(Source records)
-- start --
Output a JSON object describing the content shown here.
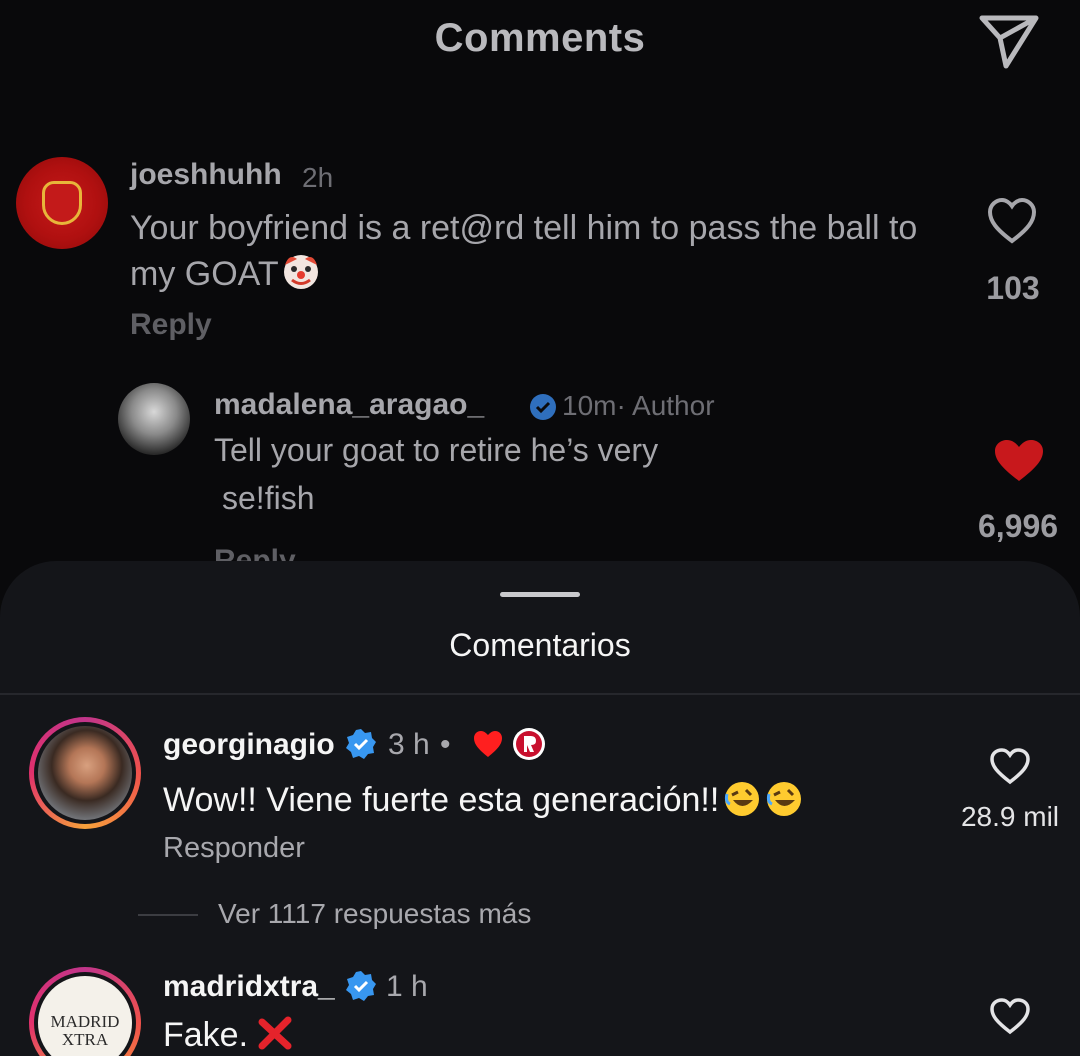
{
  "background_post": {
    "title": "Comments",
    "comment": {
      "username": "joeshhuhh",
      "time": "2h",
      "text": "Your boyfriend is a ret@rd tell him to pass the ball to my GOAT",
      "reply_label": "Reply",
      "likes": "103"
    },
    "reply": {
      "username": "madalena_aragao_",
      "meta": "10m· Author",
      "text_line1": "Tell your goat to retire he’s very",
      "text_line2": "se!fish",
      "likes": "6,996",
      "reply_label": "Reply"
    }
  },
  "sheet": {
    "title": "Comentarios",
    "comments": [
      {
        "username": "georginagio",
        "time": "3 h",
        "separator": "•",
        "text": "Wow!! Viene fuerte esta generación!!",
        "reply_label": "Responder",
        "likes": "28.9 mil"
      },
      {
        "username": "madridxtra_",
        "time": "1 h",
        "text": "Fake.",
        "avatar_text_line1": "MADRID",
        "avatar_text_line2": "XTRA"
      }
    ],
    "more_replies": "Ver 1117 respuestas más"
  },
  "colors": {
    "verified_blue": "#3897f0",
    "liked_red": "#ff1f1f",
    "sheet_bg": "#141519"
  }
}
-- end --
## Your task
From the data above, write out everything exactly except the pictures.

## Task result
Output a JSON object describing the content shown here.
{
  "background_post": {
    "title": "Comments",
    "comment": {
      "username": "joeshhuhh",
      "time": "2h",
      "text": "Your boyfriend is a ret@rd tell him to pass the ball to my GOAT",
      "reply_label": "Reply",
      "likes": "103"
    },
    "reply": {
      "username": "madalena_aragao_",
      "meta": "10m· Author",
      "text_line1": "Tell your goat to retire he’s very",
      "text_line2": "se!fish",
      "likes": "6,996",
      "reply_label": "Reply"
    }
  },
  "sheet": {
    "title": "Comentarios",
    "comments": [
      {
        "username": "georginagio",
        "time": "3 h",
        "separator": "•",
        "text": "Wow!! Viene fuerte esta generación!!",
        "reply_label": "Responder",
        "likes": "28.9 mil"
      },
      {
        "username": "madridxtra_",
        "time": "1 h",
        "text": "Fake.",
        "avatar_text_line1": "MADRID",
        "avatar_text_line2": "XTRA"
      }
    ],
    "more_replies": "Ver 1117 respuestas más"
  },
  "colors": {
    "verified_blue": "#3897f0",
    "liked_red": "#ff1f1f",
    "sheet_bg": "#141519"
  }
}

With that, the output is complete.